SOURCE DATA
•••••

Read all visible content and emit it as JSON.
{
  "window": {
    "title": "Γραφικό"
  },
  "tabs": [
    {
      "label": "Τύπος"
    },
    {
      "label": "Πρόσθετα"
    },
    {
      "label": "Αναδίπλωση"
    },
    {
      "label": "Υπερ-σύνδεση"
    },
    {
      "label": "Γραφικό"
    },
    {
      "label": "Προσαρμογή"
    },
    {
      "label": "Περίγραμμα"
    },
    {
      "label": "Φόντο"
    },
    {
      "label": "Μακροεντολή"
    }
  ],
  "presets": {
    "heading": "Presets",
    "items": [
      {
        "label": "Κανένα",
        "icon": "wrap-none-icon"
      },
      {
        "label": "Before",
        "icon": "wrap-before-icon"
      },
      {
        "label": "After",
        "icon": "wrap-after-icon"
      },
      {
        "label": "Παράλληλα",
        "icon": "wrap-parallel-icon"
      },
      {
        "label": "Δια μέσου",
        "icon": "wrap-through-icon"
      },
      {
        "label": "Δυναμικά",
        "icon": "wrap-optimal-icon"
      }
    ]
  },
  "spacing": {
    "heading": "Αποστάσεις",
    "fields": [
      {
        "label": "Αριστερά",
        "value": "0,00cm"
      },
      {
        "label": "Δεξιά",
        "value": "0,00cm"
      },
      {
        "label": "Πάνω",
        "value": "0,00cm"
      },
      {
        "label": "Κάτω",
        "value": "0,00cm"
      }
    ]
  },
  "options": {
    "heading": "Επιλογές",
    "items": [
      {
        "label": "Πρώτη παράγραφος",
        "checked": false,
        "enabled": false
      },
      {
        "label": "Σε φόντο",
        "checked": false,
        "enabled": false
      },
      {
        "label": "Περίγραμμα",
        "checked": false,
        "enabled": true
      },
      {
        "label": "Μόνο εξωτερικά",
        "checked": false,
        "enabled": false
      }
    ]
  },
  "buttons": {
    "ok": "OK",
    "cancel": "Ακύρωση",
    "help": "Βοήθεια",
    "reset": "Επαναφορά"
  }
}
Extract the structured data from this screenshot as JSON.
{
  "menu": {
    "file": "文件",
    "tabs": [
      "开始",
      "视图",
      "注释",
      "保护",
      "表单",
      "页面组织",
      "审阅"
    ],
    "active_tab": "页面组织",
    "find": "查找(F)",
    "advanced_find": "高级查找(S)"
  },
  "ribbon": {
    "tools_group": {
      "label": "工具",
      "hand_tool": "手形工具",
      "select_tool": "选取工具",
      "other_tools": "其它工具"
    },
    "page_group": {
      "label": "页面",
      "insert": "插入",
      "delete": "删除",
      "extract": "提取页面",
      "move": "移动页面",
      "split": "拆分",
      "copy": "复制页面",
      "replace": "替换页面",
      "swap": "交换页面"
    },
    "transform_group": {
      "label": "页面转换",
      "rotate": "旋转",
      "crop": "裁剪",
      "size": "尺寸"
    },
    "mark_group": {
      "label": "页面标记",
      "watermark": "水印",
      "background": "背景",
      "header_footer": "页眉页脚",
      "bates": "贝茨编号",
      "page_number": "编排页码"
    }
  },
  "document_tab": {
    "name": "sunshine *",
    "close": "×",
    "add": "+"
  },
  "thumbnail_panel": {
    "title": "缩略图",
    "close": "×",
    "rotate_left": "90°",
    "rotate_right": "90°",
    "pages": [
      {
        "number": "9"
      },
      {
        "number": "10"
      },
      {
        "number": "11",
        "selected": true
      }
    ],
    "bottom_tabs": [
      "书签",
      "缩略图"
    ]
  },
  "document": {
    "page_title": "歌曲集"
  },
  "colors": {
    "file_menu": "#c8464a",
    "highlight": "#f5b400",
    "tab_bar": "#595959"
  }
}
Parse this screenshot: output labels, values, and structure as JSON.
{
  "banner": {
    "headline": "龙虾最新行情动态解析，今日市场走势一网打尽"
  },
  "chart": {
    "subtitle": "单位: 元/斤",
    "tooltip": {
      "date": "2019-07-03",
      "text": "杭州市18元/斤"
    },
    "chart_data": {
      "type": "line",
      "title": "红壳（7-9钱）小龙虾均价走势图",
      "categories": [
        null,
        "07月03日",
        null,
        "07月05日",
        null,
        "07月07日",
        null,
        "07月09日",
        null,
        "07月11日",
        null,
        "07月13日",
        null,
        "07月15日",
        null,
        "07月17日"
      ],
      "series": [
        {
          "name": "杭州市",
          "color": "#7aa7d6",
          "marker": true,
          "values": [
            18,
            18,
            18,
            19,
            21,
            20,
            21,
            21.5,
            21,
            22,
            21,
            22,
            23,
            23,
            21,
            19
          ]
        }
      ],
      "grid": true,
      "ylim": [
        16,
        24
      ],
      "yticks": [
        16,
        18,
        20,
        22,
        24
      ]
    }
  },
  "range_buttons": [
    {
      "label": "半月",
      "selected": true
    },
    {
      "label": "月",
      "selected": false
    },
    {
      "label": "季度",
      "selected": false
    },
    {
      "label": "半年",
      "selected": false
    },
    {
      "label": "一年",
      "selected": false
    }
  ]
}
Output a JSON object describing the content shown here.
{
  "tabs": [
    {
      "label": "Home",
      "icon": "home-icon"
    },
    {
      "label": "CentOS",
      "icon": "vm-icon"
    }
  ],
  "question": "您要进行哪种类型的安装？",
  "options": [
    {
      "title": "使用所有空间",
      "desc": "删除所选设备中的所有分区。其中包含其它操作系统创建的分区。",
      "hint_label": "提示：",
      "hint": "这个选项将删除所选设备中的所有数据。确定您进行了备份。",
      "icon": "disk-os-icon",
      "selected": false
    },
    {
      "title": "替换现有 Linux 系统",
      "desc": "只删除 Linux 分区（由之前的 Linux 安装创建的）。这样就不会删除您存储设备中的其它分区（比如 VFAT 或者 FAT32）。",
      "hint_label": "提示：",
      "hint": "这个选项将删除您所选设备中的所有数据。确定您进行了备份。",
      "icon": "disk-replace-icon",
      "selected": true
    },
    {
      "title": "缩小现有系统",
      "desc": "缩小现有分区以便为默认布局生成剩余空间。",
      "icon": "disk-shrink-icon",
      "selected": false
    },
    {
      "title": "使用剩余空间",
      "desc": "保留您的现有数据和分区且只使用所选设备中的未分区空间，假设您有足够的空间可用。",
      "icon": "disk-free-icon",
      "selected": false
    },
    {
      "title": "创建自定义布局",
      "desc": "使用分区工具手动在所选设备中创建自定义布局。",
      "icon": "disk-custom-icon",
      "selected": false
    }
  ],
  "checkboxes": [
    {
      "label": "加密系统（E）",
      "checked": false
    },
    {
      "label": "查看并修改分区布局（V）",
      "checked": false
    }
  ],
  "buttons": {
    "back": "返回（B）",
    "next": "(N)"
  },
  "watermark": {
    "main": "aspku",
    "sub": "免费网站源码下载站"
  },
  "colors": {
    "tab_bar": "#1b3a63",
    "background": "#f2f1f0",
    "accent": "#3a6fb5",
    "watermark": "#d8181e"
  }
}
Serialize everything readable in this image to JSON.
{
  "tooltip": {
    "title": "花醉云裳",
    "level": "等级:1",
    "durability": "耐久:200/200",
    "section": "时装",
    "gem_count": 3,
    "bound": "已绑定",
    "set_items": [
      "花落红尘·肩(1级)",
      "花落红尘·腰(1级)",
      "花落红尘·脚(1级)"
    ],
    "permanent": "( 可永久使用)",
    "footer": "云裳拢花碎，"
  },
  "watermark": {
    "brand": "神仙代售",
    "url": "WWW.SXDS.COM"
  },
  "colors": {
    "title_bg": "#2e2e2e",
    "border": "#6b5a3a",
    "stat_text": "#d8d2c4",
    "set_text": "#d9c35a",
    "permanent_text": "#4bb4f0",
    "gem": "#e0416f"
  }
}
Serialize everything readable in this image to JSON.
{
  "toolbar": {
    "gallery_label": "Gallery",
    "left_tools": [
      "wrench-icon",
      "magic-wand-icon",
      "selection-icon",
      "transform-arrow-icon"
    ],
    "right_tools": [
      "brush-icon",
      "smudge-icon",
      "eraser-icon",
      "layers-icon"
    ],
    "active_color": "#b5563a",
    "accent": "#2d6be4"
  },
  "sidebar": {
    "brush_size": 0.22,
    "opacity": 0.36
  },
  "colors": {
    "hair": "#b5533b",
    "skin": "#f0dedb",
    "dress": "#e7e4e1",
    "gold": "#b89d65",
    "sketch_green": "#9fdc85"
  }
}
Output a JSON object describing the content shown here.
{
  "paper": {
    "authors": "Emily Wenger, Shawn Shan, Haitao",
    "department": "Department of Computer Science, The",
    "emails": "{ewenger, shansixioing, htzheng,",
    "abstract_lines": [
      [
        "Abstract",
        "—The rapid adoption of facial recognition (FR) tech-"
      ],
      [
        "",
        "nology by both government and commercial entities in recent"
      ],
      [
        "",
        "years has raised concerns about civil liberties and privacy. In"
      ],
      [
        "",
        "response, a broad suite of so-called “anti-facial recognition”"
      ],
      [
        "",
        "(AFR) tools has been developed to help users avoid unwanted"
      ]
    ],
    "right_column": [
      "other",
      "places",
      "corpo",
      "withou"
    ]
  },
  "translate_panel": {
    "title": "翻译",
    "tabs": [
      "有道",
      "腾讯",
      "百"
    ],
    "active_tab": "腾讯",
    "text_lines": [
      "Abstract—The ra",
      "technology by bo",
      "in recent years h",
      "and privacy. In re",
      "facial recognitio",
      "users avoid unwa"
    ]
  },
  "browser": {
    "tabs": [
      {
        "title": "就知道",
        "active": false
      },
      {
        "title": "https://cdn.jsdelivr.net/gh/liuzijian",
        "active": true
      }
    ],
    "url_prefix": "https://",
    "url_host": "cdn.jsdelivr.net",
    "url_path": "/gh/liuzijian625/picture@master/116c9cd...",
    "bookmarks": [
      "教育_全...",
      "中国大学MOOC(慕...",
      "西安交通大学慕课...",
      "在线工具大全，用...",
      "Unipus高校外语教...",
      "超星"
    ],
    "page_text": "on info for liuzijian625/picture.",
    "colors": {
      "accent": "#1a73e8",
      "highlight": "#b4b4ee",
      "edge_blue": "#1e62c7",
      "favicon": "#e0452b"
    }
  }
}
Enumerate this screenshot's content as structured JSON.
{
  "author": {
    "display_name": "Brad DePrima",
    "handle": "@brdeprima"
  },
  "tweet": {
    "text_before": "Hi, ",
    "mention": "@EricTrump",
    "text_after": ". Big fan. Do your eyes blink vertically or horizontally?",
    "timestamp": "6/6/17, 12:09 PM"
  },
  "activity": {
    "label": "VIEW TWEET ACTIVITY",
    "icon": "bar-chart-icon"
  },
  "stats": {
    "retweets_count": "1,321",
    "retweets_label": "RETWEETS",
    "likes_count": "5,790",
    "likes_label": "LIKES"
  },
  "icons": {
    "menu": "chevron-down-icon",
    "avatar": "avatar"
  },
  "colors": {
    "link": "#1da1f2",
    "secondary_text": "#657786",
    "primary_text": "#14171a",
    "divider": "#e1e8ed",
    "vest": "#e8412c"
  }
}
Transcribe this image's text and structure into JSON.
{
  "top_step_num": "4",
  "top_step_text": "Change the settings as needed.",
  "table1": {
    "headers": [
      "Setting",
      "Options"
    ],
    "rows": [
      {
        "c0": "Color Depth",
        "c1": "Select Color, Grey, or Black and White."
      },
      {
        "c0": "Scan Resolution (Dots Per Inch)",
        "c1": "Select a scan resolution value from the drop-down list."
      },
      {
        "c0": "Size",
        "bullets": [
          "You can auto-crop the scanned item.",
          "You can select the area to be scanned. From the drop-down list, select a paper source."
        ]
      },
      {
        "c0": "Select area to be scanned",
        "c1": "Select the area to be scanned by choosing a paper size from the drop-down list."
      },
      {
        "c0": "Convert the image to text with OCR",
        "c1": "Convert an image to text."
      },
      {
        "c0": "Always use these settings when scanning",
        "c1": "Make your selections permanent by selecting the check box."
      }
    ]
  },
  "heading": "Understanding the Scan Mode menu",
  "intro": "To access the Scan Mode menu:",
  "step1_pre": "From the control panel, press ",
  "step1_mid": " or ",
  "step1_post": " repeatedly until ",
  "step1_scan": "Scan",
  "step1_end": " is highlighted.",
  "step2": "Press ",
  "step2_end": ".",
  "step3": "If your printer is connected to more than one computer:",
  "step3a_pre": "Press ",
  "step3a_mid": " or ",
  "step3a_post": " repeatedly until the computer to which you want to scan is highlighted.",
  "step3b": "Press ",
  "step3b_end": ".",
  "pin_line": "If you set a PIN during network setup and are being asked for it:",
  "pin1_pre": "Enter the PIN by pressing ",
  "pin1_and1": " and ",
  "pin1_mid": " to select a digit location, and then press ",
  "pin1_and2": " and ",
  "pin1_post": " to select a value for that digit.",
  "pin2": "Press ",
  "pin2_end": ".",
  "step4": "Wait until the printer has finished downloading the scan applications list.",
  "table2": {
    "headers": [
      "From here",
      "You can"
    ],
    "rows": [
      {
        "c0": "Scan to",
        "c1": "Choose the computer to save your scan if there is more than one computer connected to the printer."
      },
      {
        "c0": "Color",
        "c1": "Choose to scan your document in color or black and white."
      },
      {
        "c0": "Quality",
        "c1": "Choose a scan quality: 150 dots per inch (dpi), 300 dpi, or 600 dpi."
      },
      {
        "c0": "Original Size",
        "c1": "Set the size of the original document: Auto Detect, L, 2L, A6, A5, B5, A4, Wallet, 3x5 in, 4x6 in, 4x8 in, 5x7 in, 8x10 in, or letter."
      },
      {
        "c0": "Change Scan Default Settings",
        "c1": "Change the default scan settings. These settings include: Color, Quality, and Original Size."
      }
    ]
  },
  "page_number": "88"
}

•••••

PROBLEM DESCRIPTION
Filter the entries down to the lines containing "printer". Copy each of those lines.

WRITTEN REPLY
  "step3": "If your printer is connected to more than one computer:",
  "step4": "Wait until the printer has finished downloading the scan applications list.",
        "c1": "Choose the computer to save your scan if there is more than one computer connected to the printer."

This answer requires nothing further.